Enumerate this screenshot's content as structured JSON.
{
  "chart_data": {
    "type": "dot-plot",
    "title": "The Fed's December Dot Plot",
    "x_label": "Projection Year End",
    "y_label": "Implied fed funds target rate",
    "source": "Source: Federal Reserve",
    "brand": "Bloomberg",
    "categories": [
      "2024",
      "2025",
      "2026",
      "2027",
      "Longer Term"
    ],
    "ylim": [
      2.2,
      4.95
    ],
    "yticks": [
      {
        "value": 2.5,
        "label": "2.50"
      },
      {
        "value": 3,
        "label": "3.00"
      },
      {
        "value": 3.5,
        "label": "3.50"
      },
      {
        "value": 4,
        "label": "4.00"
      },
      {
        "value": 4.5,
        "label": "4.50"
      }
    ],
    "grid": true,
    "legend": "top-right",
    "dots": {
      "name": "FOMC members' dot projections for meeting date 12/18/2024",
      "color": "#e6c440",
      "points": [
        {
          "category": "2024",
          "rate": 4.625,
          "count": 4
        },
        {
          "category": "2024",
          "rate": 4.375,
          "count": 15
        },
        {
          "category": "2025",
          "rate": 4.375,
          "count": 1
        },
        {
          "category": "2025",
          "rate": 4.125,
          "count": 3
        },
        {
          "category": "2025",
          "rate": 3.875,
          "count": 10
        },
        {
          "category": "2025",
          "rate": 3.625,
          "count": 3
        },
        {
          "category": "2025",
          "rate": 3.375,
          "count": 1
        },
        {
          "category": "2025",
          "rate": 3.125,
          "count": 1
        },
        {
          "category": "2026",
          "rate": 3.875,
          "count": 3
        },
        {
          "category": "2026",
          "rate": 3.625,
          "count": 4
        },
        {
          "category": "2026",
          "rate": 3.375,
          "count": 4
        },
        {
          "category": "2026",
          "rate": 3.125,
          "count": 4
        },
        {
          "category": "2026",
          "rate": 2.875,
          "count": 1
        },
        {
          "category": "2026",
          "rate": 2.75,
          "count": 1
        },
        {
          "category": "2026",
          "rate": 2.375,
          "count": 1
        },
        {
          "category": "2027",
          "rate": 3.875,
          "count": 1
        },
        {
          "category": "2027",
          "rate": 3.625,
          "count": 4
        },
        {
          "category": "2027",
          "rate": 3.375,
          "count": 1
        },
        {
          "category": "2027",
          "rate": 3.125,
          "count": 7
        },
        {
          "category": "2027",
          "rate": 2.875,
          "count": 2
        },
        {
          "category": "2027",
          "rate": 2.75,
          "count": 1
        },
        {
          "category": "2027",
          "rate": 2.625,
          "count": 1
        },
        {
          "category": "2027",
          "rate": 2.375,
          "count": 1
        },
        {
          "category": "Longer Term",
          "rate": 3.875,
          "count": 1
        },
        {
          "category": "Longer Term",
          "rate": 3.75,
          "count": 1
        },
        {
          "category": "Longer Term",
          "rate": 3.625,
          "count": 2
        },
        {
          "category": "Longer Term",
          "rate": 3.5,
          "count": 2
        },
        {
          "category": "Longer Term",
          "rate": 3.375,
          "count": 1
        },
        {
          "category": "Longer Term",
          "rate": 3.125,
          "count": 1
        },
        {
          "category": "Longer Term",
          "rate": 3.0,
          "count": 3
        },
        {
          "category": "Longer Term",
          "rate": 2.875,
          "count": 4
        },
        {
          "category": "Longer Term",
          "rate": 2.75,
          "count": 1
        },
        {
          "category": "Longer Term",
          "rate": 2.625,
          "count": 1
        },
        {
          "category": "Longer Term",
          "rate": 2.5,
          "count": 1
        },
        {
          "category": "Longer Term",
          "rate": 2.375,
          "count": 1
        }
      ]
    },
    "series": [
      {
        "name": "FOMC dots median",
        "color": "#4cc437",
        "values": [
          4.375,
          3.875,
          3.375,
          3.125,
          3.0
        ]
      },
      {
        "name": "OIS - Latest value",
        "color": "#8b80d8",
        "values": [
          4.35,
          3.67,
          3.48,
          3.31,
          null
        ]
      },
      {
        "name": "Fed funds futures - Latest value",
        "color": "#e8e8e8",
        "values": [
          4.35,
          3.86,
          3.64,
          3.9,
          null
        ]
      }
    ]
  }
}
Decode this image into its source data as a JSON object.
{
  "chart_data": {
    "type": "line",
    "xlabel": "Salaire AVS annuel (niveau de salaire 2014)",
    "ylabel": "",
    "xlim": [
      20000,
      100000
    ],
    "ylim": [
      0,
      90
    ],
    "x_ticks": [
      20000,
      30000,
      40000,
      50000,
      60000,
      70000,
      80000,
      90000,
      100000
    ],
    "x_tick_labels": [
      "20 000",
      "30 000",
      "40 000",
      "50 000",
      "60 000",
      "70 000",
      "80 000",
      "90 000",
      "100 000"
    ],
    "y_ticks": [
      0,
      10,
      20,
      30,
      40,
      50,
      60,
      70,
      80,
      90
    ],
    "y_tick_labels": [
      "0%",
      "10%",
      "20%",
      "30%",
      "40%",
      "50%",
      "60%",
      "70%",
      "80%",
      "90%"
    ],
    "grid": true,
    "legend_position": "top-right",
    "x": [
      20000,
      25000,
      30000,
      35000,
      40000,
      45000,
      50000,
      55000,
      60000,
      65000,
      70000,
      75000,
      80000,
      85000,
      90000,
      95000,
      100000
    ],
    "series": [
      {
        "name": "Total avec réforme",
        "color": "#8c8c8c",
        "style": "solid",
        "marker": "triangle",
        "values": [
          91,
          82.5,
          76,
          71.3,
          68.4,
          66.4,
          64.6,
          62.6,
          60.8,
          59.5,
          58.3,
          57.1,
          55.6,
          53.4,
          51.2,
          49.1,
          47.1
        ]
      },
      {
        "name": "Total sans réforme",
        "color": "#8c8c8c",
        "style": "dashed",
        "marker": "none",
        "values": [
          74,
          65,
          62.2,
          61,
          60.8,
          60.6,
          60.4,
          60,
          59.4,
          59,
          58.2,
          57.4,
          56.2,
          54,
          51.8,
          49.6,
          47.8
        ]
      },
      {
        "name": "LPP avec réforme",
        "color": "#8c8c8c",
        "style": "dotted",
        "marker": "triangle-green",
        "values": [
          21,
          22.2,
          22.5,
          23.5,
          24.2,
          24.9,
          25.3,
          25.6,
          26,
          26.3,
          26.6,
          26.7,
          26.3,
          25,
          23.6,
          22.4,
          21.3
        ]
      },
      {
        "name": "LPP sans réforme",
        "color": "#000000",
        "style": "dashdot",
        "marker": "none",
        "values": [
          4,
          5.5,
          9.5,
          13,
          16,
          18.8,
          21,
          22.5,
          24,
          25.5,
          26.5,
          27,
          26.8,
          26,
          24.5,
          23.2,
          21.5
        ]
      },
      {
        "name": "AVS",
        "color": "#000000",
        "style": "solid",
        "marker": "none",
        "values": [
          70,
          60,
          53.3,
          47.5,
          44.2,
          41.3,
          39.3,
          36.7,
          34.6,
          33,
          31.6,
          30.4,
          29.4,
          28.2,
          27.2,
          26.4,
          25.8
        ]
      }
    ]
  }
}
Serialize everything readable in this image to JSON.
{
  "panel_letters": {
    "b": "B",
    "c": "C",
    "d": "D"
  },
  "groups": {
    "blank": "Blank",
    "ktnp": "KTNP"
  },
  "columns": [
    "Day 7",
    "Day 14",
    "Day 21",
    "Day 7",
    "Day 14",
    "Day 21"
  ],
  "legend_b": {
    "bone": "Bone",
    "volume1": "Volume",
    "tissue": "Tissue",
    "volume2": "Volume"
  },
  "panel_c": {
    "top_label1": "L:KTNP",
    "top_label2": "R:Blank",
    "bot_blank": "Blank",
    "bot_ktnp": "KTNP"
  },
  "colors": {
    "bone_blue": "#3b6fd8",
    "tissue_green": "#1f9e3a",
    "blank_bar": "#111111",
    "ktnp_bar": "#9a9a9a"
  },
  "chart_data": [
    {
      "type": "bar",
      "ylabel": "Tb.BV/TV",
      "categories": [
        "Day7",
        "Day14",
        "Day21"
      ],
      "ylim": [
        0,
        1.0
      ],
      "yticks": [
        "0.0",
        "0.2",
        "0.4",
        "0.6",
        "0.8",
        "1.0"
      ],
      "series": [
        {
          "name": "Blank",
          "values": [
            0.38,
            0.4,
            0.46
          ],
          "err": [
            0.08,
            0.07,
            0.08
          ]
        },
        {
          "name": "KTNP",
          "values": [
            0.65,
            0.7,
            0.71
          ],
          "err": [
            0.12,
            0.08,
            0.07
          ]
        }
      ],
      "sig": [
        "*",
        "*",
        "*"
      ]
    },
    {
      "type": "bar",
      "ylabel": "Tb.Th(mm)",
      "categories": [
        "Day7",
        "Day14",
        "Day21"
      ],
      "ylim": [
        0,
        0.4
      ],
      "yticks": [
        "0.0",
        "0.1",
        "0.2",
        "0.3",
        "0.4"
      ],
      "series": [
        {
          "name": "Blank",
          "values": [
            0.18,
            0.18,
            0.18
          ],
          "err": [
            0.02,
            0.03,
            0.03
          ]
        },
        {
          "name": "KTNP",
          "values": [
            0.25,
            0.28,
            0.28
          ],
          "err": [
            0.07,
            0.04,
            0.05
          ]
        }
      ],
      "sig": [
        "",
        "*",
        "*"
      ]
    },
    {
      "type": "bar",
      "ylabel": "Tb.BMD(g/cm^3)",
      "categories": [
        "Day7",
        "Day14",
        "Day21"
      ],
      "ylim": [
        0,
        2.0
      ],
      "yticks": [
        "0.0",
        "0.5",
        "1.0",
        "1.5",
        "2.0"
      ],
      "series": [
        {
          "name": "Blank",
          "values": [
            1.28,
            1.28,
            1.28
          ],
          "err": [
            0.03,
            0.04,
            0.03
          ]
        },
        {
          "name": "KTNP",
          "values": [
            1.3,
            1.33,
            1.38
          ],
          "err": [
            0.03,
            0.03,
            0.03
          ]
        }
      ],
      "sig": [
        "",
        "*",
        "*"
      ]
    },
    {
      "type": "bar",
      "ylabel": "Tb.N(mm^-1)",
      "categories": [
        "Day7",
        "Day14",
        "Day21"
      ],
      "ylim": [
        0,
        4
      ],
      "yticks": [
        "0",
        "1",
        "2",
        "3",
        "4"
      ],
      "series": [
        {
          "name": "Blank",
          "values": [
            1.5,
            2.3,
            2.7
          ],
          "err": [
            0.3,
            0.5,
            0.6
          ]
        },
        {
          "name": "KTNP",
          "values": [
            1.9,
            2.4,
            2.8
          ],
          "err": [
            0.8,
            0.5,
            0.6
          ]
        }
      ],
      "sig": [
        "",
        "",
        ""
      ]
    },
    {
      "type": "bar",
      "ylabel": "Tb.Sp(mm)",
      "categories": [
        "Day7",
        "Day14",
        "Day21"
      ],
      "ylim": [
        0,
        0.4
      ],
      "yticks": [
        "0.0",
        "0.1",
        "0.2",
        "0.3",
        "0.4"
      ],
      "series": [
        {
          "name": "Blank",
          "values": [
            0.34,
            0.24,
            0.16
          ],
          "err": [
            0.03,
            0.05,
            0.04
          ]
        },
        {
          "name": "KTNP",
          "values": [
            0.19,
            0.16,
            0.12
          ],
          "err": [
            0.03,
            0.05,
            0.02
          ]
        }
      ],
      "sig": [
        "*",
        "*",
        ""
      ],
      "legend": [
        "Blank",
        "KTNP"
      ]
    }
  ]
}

▶ _EXERCISE BRIEF_
A single figure is required: the number of lines above in which the word "avec" occurs.

▶ _ANSWER TO THE PROBLEM_
2